START DATA PROVIDED

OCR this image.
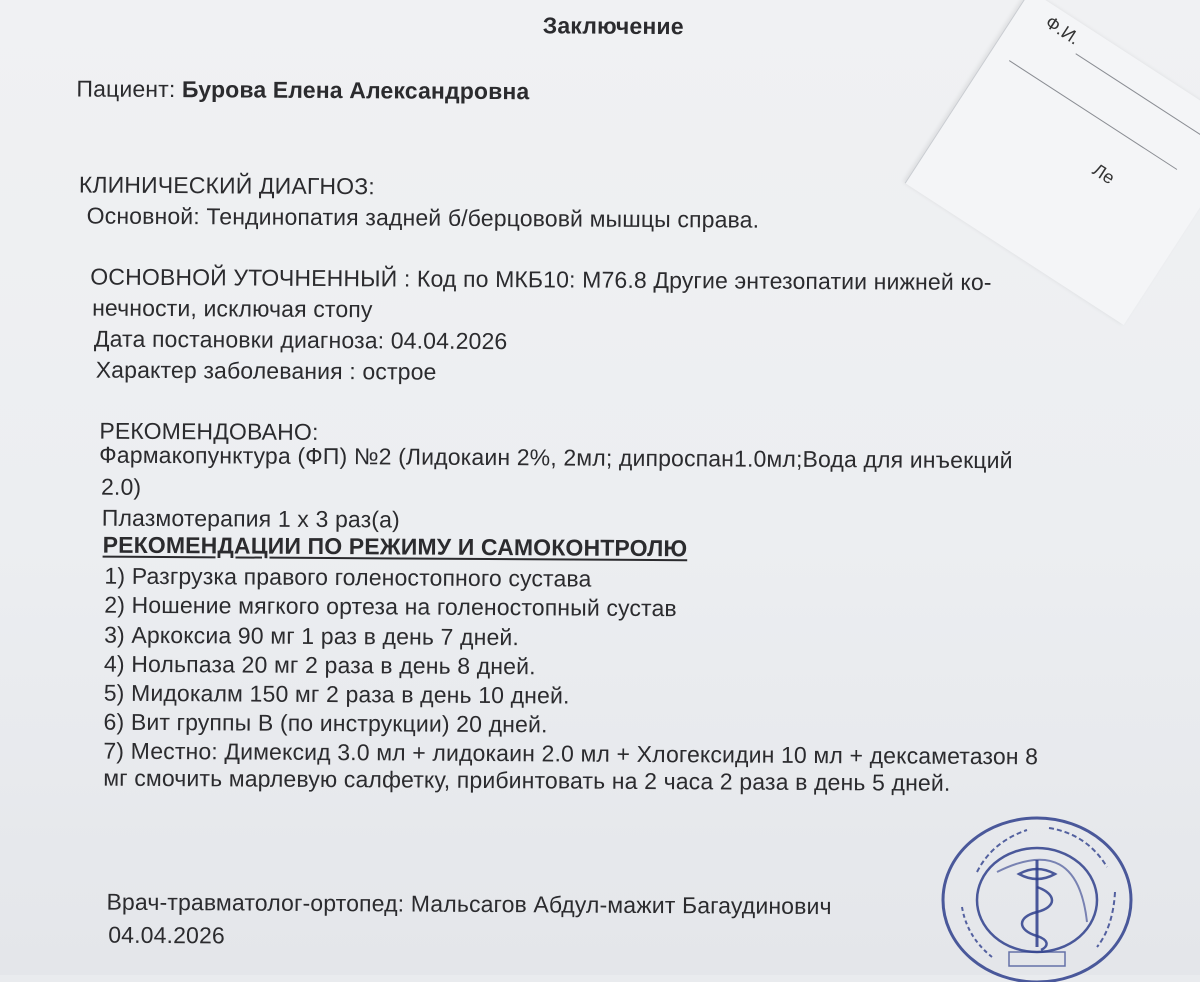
Заключение
Пациент: Бурова Елена Александровна
КЛИНИЧЕСКИЙ ДИАГНОЗ:
Основной: Тендинопатия задней б/берцововй мышцы справа.
ОСНОВНОЙ УТОЧНЕННЫЙ : Код по МКБ10: M76.8 Другие энтезопатии нижней ко-
нечности, исключая стопу
Дата постановки диагноза: 04.04.2026
Характер заболевания : острое
РЕКОМЕНДОВАНО:
Фармакопунктура (ФП) №2 (Лидокаин 2%, 2мл; дипроспан1.0мл;Вода для инъекций
2.0)
Плазмотерапия 1 х 3 раз(а)
РЕКОМЕНДАЦИИ ПО РЕЖИМУ И САМОКОНТРОЛЮ
1) Разгрузка правого голеностопного сустава
2) Ношение мягкого ортеза на голеностопный сустав
3) Аркоксиа 90 мг 1 раз в день 7 дней.
4) Нольпаза 20 мг 2 раза в день 8 дней.
5) Мидокалм 150 мг 2 раза в день 10 дней.
6) Вит группы В (по инструкции) 20 дней.
7) Местно: Димексид 3.0 мл + лидокаин 2.0 мл + Хлогексидин 10 мл + дексаметазон 8
мг смочить марлевую салфетку, прибинтовать на 2 часа 2 раза в день 5 дней.
Врач-травматолог-ортопед: Мальсагов Абдул-мажит Багаудинович
04.04.2026
Ф.И.
Ле
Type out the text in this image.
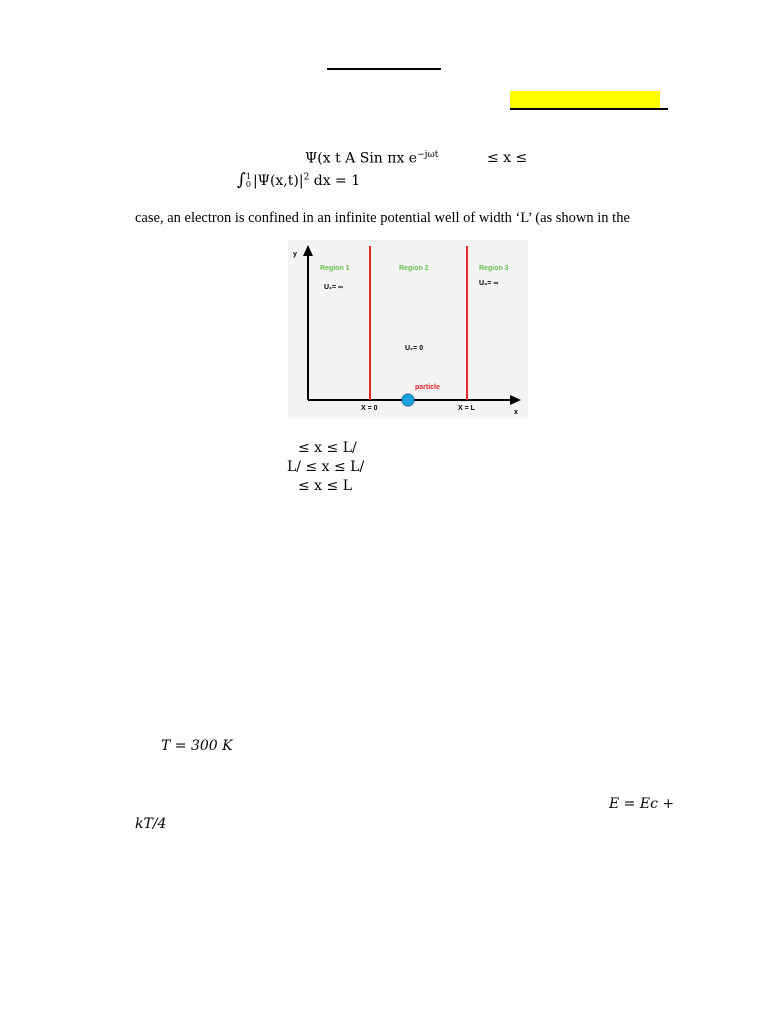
Ψ(x t A Sin πx $e^{-j\omega t}$	≤ x ≤
∫ 1
0 $|\Psi(x,t)|^2$ dx = 1
case, an electron is confined in an infinite potential well of width ‘L’ (as shown in the
y
x
Region 1	Region 2	Region 3
U₁= ∞
U₂= 0
U₃= ∞
particle
X = 0	X = L
≤ x ≤ L/
L/ ≤ x ≤ L/
≤ x ≤ L
T = 300 K
E = Ec +
kT/4
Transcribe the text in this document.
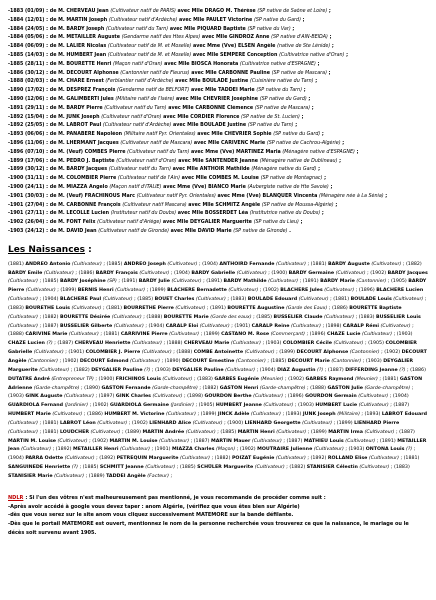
-1883 (01/09) : de M. CHERVEAU Jean (Cultivateur natif de PARIS) avec Mlle DRAGO M. Thérèse (SP native de Saône et Loire) ;
-1884 (12/01) : de M. MARTIN Joseph (Cultivateur natif d'Ardèche) avec Mlle PAULET Victorine (SP native du Gard) ;
-1884 (24/05) : de M. BARDY Joseph (Cultivateur natif du Tarn) avec Mlle PIQUARD Baptiste (SP native du Var) ;
-1884 (05/06) : de M. METAILLER Auguste (Gendarme natif des Htes Alpes) avec Mlle GINDROZ Anne (SP native d'AIN-BEIDA) ;
-1884 (06/09) : de M. LALIER Nicolas (Cultivateur natif de M. et Moselle) avec Mme (Vve) ELSEN Angèle (native de Ste Lénide) ;
-1885 (14/03) : de M. HUMBERT Jean (Cultivateur natif de M. et Moselle) avec Mlle SEMPERE Conception (Cultivatrice native d'Oran) ;
-1885 (28/11) : de M. BOURETTE Henri (Maçon natif d'Oran) avec Mlle BIOSCA Honorata (Cultivatrice native d'ESPAGNE) ;
-1886 (30/12) : de M. DECOURT Alphonse (Cantonnier natif de Fleurus) avec Mlle CARBONNE Pauline (SP native de Mascara) ;
-1888 (02/03) : de M. CHARE Ernest (Ferblantier natif d'Ardèche) avec Mlle BOULADE Justine (Cuisinière native du Tarn) ;
-1890 (17/02) : de M. DESPREZ François (Gendarme natif de BELFORT) avec Mlle TADDEI Marie (SP native du Tarn) ;
-1890 (12/06) : de M. GALIMBERTI Jules (Militaire natif de l'Isère) avec Mlle CHEVRIER Joséphine (SP native du Gard) ;
-1891 (29/11) : de M. BARDY Pierre (Cultivateur natif du Tarn) avec Mlle CARBONNE Clémence (SP native de Mascara) ;
-1892 (15/04) : de M. JUNK Joseph (Cultivateur natif d'Oran) avec Mlle CORDIER Florence (SP native de St. Lucien) ;
-1892 (25/05) : de M. LABROT Paul (Cultivateur natif d'Ardèche) avec Mlle BOULADE Justine (SP native du Tarn) ;
-1893 (06/06) : de M. PANABERE Napoléon (Militaire natif Pyr. Orientales) avec Mlle CHEVRIER Sophie (SP native du Gard) ;
-1896 (11/06) : de M. LHERMANT Jacques (Cultivateur natif de Mascara) avec Mlle CARIVENC Marie (SP native de Cachrou-Algérie) ;
-1896 (07/10) : de M. (Veuf) COMBES Pierre (Cultivateur natif du Tarn) avec Mme (Vve) MARTINEZ Maria (Ménagère native d'ESPAGNE) ;
-1899 (17/06) : de M. PEDRO J. Baptiste (Cultivateur natif d'Oran) avec Mlle SANTENDER Jeanne (Ménagère native de Dublineau) ;
-1899 (30/12) : de M. BARDY Jacques (Cultivateur natif du Tarn) avec Mlle ANTHOIR Mathilde (Ménagère native du Gard) ;
-1900 (31/11) : de M. COLOMBIER Pierre (Cultivateur natif de l'Ain) avec Mlle COMBES M. Louise (SP native de Montagnac) ;
-1900 (24/11) : de M. MIAZZA Angelo (Maçon natif d'ITALIE) avec Mme (Vve) BIANCO Marie (Aubergiste native de Hte Savoie) ;
-1901 (30/03) : de M. (Veuf) FRACHINOUS Marc (Cultivateur natif Pyr. Orientales) avec Mme (Vve) BLANQUER Vincenta (Ménagère née à La Sénia) ;
-1901 (27/04) : de M. CARBONNE François (Cultivateur natif Mascara) avec Mlle SCHMITZ Angèle (SP native de Moussa-Algérie) ;
-1901 (27/11) : de M. LECOLLE Lucien (Instituteur natif du Doubs) avec Mlle BOSSERDET Léa (Institutrice native du Doubs) ;
-1902 (26/04) : de M. FONT Félix (Cultivateur natif d'Ariège) avec Mlle DEYGALIER Marguerite (SP native du Lieu) ;
-1903 (24/12) : de M. DAVID Jean (Cultivateur natif de Gironde) avec Mlle DAVID Marie (SP native de Gironde) .
Les Naissances :

(1881) ANDREO Antonio (Cultivateur) ; (1885) ANDREO Joseph (Cultivateur) ; (1904) ANTHOIRD Fernande (Cultivateur) ; (1881) BARDY Auguste (Cultivateur) ; (1882) BARDY Emile (Cultivateur) ; (1886) BARDY François (Cultivateur) ; (1904) BARDY Gabrielle (Cultivateur) ; (1900) BARDY Germaine (Cultivateur) ; (1902) BARDY Jacques (Cultivateur) ; (1885) BARDY Joséphine (SP) ; (1891) BARDY Julie (Cultivateur) ; (1891) BARDY Mathilde (Cultivateur) ; (1891) BARDY Marie (Cantonnier) ; (1905) BARDY Pierre (Cultivateur) ; (1899) BERNIS Henri (Cultivateur) ; (1899) BLACHERE Bernadette (Cultivateur) ; (1902) BLACHERE Jules (Cultivateur) ; (1896) BLACHERE Lucien (Cultivateur) ; (1904) BLACHERE Paul (Cultivateur) ; (1885) BOUET Charles (Cultivateur) ; (1883) BOULADE Edouard (Cultivateur) ; (1881) BOULADE Louis (Cultivateur) ; (1883) BOURETHE Louis (Cultivateur) ; (1881) BOURRETHE Pierre (Cultivateur) ; (1891) BOURETTE Augustine (Garde des Eaux) ; (1886) BOURETTE Baptiste (Cultivateur) ; (1882) BOURETTE Désirée (Cultivateur) ; (1888) BOURETTE Marie (Garde des eaux) ; (1885) BUSSELIER Claude (Cultivateur) ; (1883) BUSSELIER Louis (Cultivateur) ; (1887) BUSSELIER Gilberte (Cultivateur) ; (1904) CARALP Eloi (Cultivateur) ; (1901) CARALP Reine (Cultivateur) ; (1898) CARALP Rémi (Cultivateur) ; (1888) CARIVINE Marie (Cultivateur) ; (1881) CARRIVINE Pierre (Cultivateur) ; (1899) CASTANO M. Rose (Commerçant) ; (1896) CHAZE Lucie (Cultivateur) ; (1903) CHAZE Lucien (?) ; (1887) CHERVEAU Henriette (Cultivateur) ; (1888) CHERVEAU Marie (Cultivateur) ; (1903) COLOMBIER Cécile (Cultivateur) ; (1905) COLOMBIER Gabrielle (Cultivateur) ; (1901) COLOMBIER J. Pierre (Cultivateur) ; (1888) COMBE Antoinette (Cultivateur) ; (1899) DECOURT Alphonse (Cantonnier) ; (1902) DECOURT Angèle (Cantonnier) ; (1902) DECOURT Edmond (Cultivateur) ; (1890) DECOURT Ernestine (Cantonnier) ; (1885) DECOURT Marie (Cantonnier) ; (1903) DEYGALIER Marguerite (Cultivateur) ; (1882) DEYGALIER Pauline (?) ; (1903) DEYGALIER Pauline (Cultivateur) ; (1904) DIAZ Augustin (?) ; (1887) DIFFERDING Jeanne (?) ; (1886) DUTATRE André (Entrepreneur TP) ; (1900) FRICHINOS Louis (Cultivateur) ; (1883) GARBES Eugénie (Meunier) ; (1902) GARBES Raymond (Meunier) ; (1881) GASTON Adrienne (Garde-champêtre) ; (1890) GASTON Fernande (Garde-champêtre) ; (1882) GASTON Henri (Garde-champêtre) ; (1888) GASTON Julie (Garde-champêtre) ; (1903) GINK Auguste (Cultivateur) ; (1897) GINK Charles (Cultivateur) ; (1898) GOURDON Berthe (Cultivateur) ; (1896) GOURDON Germain (Cultivateur) ; (1904) GUARDIOLA Fernand (Jardinier) ; (1902) GUARDIOLA Germaine (Jardinier) ; (1905) HUMBERT Jeanne (Cultivateur) ; (1903) HUMBERT Lucie (Cultivateur) ; (1887) HUMBERT Marie (Cultivateur) ; (1886) HUMBERT M. Victorine (Cultivateur) ; (1899) JINCK Adèle (Cultivateur) ; (1893) JUNK Joseph (Militaire) ; (1893) LABROT Edouard (Cultivateur) ; (1881) LABROT Léon (Cultivateur) ; (1902) LIENHARD Alice (Cultivateur) ; (1900) LIENHARD Georgette (Cultivateur) ; (1899) LIENHARD Pierre (Cultivateur) ; (1881) LOUDCHER (Cultivateur) ; (1889) MARTIN Andrée (Cultivateur) ; (1885) MARTIN Henri (Cultivateur) ; (1899) MARTIN Irma (Cultivateur) ; (1887) MARTIN M. Louise (Cultivateur) ; (1902) MARTIN M. Louise (Cultivateur) ; (1887) MARTIN Mauer (Cultivateur) ; (1887) MATHIEU Louis (Cultivateur) ; (1891) METAILLER Jean (Cultivateur) ; (1892) METAILLER Henri (Cultivateur) ; (1901) MIAZZA Charles (Maçon) ; (1902) MOUTRAIRE Julienne (Cultivateur) ; (1903) ONTONA Louis (?) ; (1904) PARRA Odette (Cultivateur) ; (1892) PETREQUIN Marguerite (Cultivateur) ; (1882) POIZAT Eugénie (Cultivateur) ; (1892) ROLLAND Elise (Cultivateur) ; (1881) SANGUINEDE Henriette (?) ; (1885) SCHMITT Jeanne (Cultivateur) ; (1885) SCHÜLER Marguerite (Cultivateur) ; (1882) STANISIER Célestin (Cultivateur) ; (1883) STANISIER Marie (Cultivateur) ; (1889) TADDEI Angèle (Facteur) ;

NDLR : Si l'un des vôtres n'est malheureusement pas mentionné, je vous recommande de procéder comme suit :
-Après avoir accédé à google vous devez taper : anom Algérie, (vérifiez que vous êtes bien sur Algérie)
-dès que vous serez sur le site anom vous cliquez successivement MATEMORE sur la bande défilante.
-Dès que le portail MATEMORE est ouvert, mentionnez le nom de la personne recherchée vous trouverez ce que la naissance, le mariage ou le
décès soit survenu avant 1905.
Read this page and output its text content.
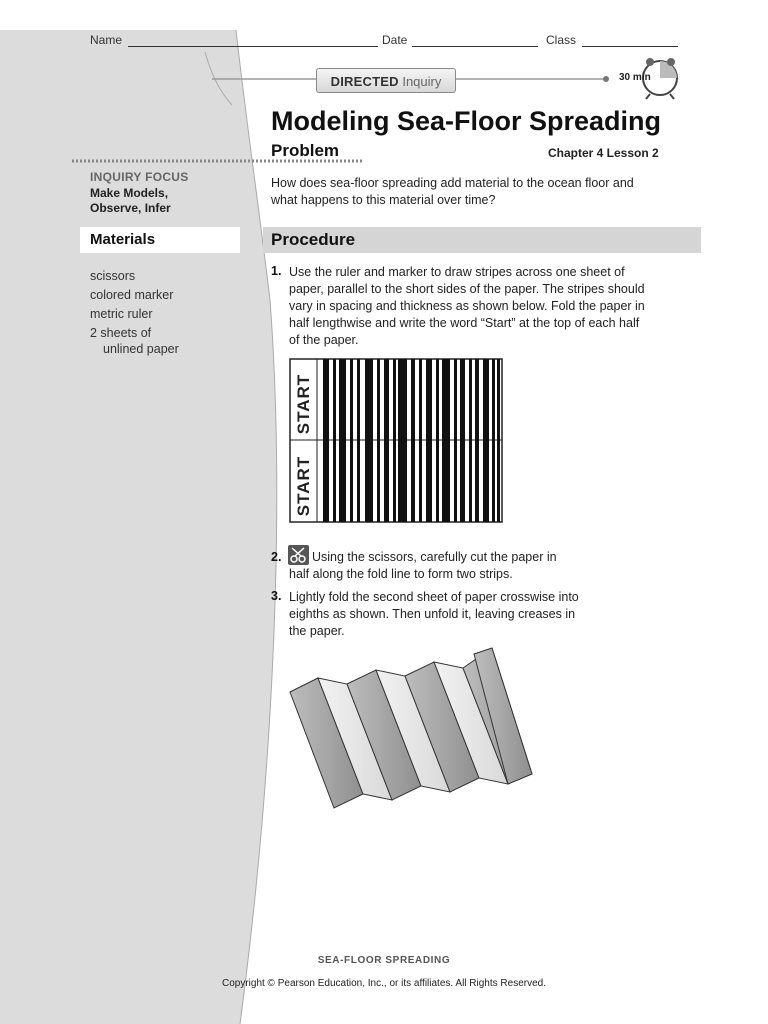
Name	Date	Class
DIRECTED Inquiry	30 min
Modeling Sea-Floor Spreading
Problem	Chapter 4 Lesson 2
How does sea-floor spreading add material to the ocean floor and what happens to this material over time?
INQUIRY FOCUS
Make Models,
Observe, Infer
Materials	Procedure
scissors
colored marker
metric ruler
2 sheets of
unlined paper
1. Use the ruler and marker to draw stripes across one sheet of paper, parallel to the short sides of the paper. The stripes should vary in spacing and thickness as shown below. Fold the paper in half lengthwise and write the word “Start” at the top of each half of the paper.
START
START
2.	Using the scissors, carefully cut the paper in half along the fold line to form two strips.
3. Lightly fold the second sheet of paper crosswise into eighths as shown. Then unfold it, leaving creases in the paper.
SEA-FLOOR SPREADING
Copyright © Pearson Education, Inc., or its affiliates. All Rights Reserved.
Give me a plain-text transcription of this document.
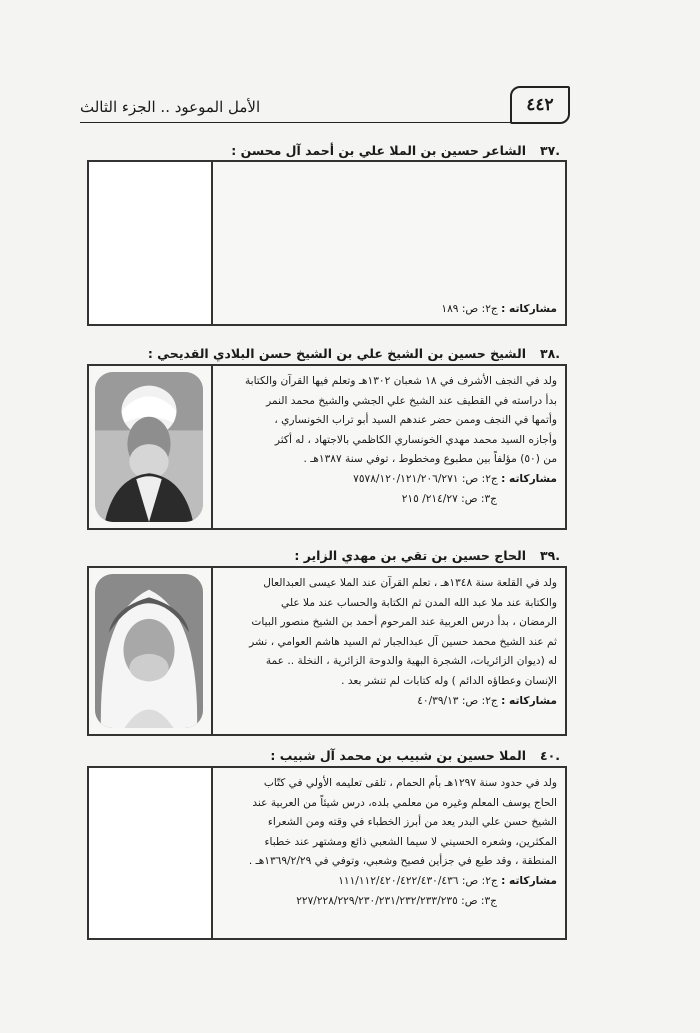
الأمل الموعود .. الجزء الثالث	٤٤٢
.٣٧الشاعر حسين بن الملا علي بن أحمد آل محسن :

مشاركاته : ج٢: ص: ١٨٩

.٣٨الشيخ حسين بن الشيخ علي بن الشيخ حسن البلادي القديحي :

ولد في النجف الأشرف في ١٨ شعبان ١٣٠٢هـ وتعلم فيها القرآن والكتابة

بدأ دراسته في القطيف عند الشيخ علي الجشي والشيخ محمد النمر

وأتمها في النجف وممن حضر عندهم السيد أبو تراب الخونساري ،

وأجازه السيد محمد مهدي الخونساري الكاظمي بالاجتهاد ، له أكثر

من (٥٠) مؤلفاً بين مطبوع ومخطوط ، توفي سنة ١٣٨٧هـ .

مشاركاته : ج٢: ص: ٧٥٧٨/١٢٠/١٢١/٢٠٦/٢٧١

ج٣: ص: ٢١٤/٢٧/ ٢١٥

.٣٩الحاج حسين بن تقي بن مهدي الزاير :

ولد في القلعة سنة ١٣٤٨هـ ، تعلم القرآن عند الملا عيسى العبدالعال

والكتابة عند ملا عبد الله المدن ثم الكتابة والحساب عند ملا علي

الرمضان ، بدأ درس العربية عند المرحوم أحمد بن الشيخ منصور البيات

ثم عند الشيخ محمد حسين آل عبدالجبار ثم السيد هاشم العوامي ، نشر

له (ديوان الزائريات، الشجرة البهية والدوحة الزائرية ، النخلة .. عمة

الإنسان وعطاؤه الدائم ) وله كتابات لم تنشر بعد .

مشاركاته : ج٢: ص: ٤٠/٣٩/١٣

.٤٠الملا حسين بن شبيب بن محمد آل شبيب :

ولد في حدود سنة ١٢٩٧هـ بأم الحمام ، تلقى تعليمه الأولي في كتّاب

الحاج يوسف المعلم وغيره من معلمي بلده، درس شيئاً من العربية عند

الشيخ حسن علي البدر يعد من أبرز الخطباء في وقته ومن الشعراء

المكثرين، وشعره الحسيني لا سيما الشعبي ذائع ومشتهر عند خطباء

المنطقة ، وقد طبع في جزأين فصيح وشعبي، وتوفي في ١٣٦٩/٢/٢٩هـ .

مشاركاته : ج٢: ص: ١١١/١١٢/٤٢٠/٤٢٢/٤٣٠/٤٣٦

ج٣: ص: ٢٢٧/٢٢٨/٢٢٩/٢٣٠/٢٣١/٢٣٢/٢٣٣/٢٣٥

END DATA PROVIDED

# [PROBLEM TO SOLVE]
Pull every line containing the word "Veuf" out of the material and copy it.

# [THE SOLUTION]
-1896 (07/10) : de M. (Veuf) COMBES Pierre (Cultivateur natif du Tarn) avec Mme (Vve) MARTINEZ Maria (Ménagère native d'ESPAGNE) ;
-1901 (30/03) : de M. (Veuf) FRACHINOUS Marc (Cultivateur natif Pyr. Orientales) avec Mme (Vve) BLANQUER Vincenta (Ménagère née à La Sénia) ;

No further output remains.